--- THE RECORDS Enclosed Below ---

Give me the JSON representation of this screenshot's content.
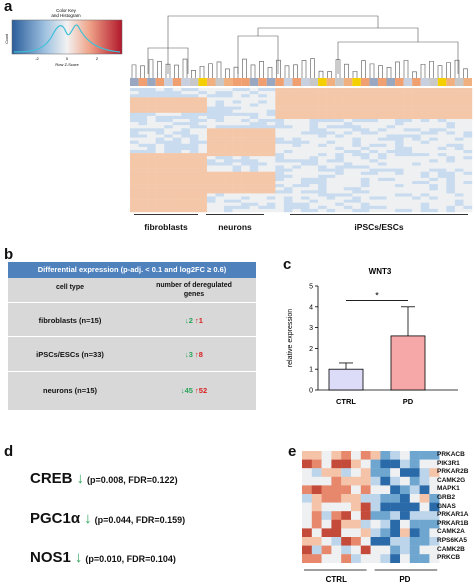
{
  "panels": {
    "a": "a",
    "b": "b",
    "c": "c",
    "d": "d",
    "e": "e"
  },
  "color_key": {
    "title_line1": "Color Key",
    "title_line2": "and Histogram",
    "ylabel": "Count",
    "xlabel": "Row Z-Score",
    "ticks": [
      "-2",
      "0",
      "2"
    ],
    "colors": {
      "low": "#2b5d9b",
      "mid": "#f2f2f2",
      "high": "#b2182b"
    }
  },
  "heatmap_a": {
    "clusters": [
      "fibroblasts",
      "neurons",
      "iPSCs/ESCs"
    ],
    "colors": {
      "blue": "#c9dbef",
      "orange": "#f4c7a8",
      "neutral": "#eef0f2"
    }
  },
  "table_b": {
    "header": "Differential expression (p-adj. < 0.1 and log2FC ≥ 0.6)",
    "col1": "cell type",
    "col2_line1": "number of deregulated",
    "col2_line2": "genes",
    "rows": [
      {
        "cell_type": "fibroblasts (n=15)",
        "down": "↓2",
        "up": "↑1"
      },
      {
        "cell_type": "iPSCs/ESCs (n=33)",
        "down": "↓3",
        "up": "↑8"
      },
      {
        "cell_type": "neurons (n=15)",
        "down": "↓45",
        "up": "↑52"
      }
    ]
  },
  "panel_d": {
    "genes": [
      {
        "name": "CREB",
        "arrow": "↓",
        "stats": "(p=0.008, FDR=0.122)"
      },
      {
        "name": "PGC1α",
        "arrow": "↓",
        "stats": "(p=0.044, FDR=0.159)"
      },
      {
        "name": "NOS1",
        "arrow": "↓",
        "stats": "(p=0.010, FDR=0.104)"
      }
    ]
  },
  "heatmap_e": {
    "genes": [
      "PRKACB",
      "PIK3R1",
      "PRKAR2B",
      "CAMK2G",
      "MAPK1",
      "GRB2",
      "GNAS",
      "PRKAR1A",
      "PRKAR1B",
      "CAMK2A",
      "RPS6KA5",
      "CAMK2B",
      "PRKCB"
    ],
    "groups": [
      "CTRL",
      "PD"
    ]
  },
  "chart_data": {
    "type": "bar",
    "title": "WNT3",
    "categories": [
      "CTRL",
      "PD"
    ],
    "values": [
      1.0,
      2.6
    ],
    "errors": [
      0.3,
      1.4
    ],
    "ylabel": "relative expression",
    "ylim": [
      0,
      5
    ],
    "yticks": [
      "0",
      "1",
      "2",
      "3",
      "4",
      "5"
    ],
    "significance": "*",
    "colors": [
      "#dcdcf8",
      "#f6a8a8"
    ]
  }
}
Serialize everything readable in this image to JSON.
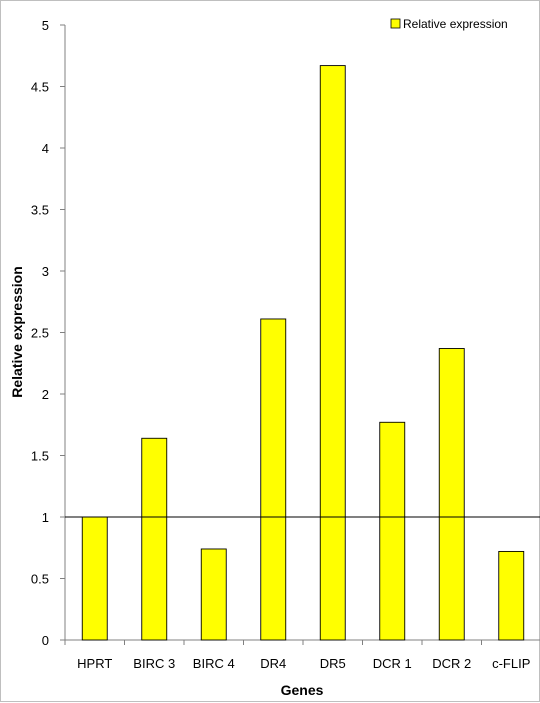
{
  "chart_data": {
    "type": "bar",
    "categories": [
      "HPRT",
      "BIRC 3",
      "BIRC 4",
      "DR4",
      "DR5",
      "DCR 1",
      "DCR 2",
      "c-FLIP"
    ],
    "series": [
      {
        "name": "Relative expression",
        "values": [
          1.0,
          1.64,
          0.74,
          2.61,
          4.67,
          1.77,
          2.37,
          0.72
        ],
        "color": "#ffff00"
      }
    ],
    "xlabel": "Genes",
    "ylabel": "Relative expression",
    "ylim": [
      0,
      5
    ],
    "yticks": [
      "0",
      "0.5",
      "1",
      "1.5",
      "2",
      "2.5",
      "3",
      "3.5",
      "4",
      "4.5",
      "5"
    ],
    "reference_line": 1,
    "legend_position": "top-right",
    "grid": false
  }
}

--- End of Enclosed THE RECORDS ---

TASK DESCRIPTION> The required output is the line containing "Serialize everything readable" plus every line after it to the end of the data, copied exactly and with no pictures.

SOLUTION>
Serialize everything readable in this image to JSON.
{
  "chart_data": {
    "type": "bar",
    "categories": [
      "HPRT",
      "BIRC 3",
      "BIRC 4",
      "DR4",
      "DR5",
      "DCR 1",
      "DCR 2",
      "c-FLIP"
    ],
    "series": [
      {
        "name": "Relative expression",
        "values": [
          1.0,
          1.64,
          0.74,
          2.61,
          4.67,
          1.77,
          2.37,
          0.72
        ],
        "color": "#ffff00"
      }
    ],
    "xlabel": "Genes",
    "ylabel": "Relative expression",
    "ylim": [
      0,
      5
    ],
    "yticks": [
      "0",
      "0.5",
      "1",
      "1.5",
      "2",
      "2.5",
      "3",
      "3.5",
      "4",
      "4.5",
      "5"
    ],
    "reference_line": 1,
    "legend_position": "top-right",
    "grid": false
  }
}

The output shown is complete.